**Source document**
Effect of Cryopreservation on Rat Sperm DNA and involvement of elevated Oxidative Stress, Apoptosis – A Review

Current article explains about the effects of cryopreservation on testicular sperm DNA. Conservation of sperms has several purposes in artificial reproductive technologies (ART), species conservation and clinical medicine. Despite of various advances in cryopreservation methodology, the recovery rate of functional post thawed spermatozoa remains mediocre, with sperm motility being significantly decreased after freezing. Sperm cryopreservation and storage facility currently require liquid nitrogen method for long or short term storage. The combinations of sperm storage involved are temperature, cooling rate, chemical composition of the extender, cryoprotectant concentration, reactive oxygen species (ROS), seminal plasma composition and hygienic control factors that affect the life-span of spermatozoa. The lack of structural integrity to sperm and damage to DNA of sperm shall have a significant negative impact on oocyte fertilization, embryo development rate, and live-birth rate. Hence the research conducted as on today conclude that cryopreservation of testicular spermatozoa may reduce DNA life expectancy; therefore scientists are yet in a position to rectify this troubleshoot for ultimate shell of life of DNA for prolonged periods without damage. This review describes about the effect of oxidative stress and apoptosis as one of the possible mechanisms involved in sperm cryoinjury.

[Data entries]
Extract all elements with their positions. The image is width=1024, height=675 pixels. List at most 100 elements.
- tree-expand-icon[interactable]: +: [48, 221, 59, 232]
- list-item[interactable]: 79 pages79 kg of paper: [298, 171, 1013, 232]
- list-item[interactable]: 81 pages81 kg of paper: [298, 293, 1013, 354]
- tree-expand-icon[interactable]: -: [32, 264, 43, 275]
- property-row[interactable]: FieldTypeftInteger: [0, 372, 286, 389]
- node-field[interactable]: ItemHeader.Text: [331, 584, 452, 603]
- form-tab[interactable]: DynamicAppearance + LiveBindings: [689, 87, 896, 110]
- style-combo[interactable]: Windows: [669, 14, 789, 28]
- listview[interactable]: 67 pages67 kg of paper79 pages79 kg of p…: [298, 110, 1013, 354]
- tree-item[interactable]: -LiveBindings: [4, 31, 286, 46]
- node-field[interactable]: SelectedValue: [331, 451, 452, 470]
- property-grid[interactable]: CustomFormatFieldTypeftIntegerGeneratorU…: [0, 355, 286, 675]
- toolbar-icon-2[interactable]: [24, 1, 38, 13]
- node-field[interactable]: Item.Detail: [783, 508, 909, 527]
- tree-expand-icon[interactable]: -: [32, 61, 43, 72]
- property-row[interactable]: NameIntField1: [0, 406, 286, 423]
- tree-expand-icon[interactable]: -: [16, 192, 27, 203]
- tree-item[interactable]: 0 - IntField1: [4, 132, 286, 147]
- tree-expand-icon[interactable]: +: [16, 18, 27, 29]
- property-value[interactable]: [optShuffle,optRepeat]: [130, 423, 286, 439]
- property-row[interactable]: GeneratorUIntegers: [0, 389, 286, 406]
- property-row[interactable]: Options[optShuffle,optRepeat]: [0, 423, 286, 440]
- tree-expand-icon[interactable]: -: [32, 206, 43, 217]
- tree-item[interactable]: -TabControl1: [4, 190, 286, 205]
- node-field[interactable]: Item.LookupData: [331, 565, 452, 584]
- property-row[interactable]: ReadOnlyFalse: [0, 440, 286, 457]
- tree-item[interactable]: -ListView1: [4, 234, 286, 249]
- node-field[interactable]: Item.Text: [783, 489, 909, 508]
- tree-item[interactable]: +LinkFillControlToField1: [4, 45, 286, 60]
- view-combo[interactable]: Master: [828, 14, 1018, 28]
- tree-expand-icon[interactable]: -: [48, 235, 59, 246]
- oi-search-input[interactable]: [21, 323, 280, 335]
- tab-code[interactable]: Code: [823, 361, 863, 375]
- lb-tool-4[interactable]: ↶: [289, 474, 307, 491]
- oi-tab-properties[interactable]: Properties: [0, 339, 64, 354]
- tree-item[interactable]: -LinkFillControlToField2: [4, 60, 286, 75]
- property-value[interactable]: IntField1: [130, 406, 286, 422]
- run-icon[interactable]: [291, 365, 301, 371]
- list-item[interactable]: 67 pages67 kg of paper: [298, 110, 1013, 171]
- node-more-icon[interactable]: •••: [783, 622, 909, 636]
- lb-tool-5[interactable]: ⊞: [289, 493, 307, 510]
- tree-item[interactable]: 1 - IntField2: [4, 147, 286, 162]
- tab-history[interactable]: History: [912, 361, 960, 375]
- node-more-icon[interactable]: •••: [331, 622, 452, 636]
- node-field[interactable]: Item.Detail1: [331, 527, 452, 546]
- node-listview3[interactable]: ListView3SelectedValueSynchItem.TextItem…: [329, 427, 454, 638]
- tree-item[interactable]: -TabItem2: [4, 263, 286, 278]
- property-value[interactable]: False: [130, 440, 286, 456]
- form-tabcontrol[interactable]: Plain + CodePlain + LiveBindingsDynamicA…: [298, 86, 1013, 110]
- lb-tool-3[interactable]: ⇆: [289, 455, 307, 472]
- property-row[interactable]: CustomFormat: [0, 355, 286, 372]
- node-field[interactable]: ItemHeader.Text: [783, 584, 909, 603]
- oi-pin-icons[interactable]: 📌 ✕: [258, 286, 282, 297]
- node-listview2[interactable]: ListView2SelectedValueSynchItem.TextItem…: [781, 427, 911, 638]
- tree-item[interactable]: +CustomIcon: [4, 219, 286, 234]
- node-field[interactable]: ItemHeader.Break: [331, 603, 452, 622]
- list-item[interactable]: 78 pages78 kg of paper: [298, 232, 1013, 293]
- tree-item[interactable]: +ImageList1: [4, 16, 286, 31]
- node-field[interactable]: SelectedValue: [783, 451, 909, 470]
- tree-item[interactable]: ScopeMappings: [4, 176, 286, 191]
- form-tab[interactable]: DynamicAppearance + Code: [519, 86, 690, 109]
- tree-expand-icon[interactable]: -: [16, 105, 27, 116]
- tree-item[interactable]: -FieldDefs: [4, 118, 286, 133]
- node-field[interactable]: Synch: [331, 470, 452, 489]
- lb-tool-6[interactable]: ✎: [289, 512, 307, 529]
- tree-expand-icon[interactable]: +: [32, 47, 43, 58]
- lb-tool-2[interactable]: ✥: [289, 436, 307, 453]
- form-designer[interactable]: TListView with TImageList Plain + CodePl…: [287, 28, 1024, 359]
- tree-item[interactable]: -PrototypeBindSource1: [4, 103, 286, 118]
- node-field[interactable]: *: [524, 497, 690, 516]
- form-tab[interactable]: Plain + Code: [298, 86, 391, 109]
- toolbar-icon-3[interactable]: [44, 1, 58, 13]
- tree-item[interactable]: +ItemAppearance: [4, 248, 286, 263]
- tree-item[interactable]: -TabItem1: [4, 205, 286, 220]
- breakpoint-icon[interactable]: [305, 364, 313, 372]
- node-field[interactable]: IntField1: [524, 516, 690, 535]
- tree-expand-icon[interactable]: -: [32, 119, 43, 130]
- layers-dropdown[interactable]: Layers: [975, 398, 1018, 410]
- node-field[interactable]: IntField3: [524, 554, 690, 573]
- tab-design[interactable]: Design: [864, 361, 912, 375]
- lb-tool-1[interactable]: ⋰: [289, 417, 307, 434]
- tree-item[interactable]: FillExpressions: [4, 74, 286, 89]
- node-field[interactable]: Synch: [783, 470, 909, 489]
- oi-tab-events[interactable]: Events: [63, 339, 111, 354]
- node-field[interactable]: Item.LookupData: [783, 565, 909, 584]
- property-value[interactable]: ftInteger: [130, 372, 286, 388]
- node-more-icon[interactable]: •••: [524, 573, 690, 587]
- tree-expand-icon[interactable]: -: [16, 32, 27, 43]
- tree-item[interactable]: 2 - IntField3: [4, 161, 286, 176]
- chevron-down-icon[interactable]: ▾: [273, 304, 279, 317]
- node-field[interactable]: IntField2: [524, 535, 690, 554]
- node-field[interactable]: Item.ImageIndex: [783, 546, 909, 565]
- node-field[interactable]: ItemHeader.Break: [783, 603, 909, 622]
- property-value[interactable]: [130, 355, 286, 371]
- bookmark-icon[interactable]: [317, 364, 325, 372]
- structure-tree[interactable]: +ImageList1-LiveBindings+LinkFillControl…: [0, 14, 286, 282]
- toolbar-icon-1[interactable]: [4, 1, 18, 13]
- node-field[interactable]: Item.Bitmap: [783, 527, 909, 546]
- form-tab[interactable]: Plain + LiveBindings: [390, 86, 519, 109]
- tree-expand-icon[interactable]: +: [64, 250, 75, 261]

**Exercise objective**
Summarize the review abstract on sperm cryopreservation in two sentences.

**Task response**
Sperm cryopreservation serves artificial reproductive technologies, species conservation and clinical medicine and relies on liquid nitrogen, yet the recovery of functional thawed sperm remains mediocre and motility drops significantly after freezing. Because damage to sperm structure and DNA harms fertilization, embryo development and live-birth rates, the review examines oxidative stress and apoptosis as a possible mechanism of sperm cryoinjury.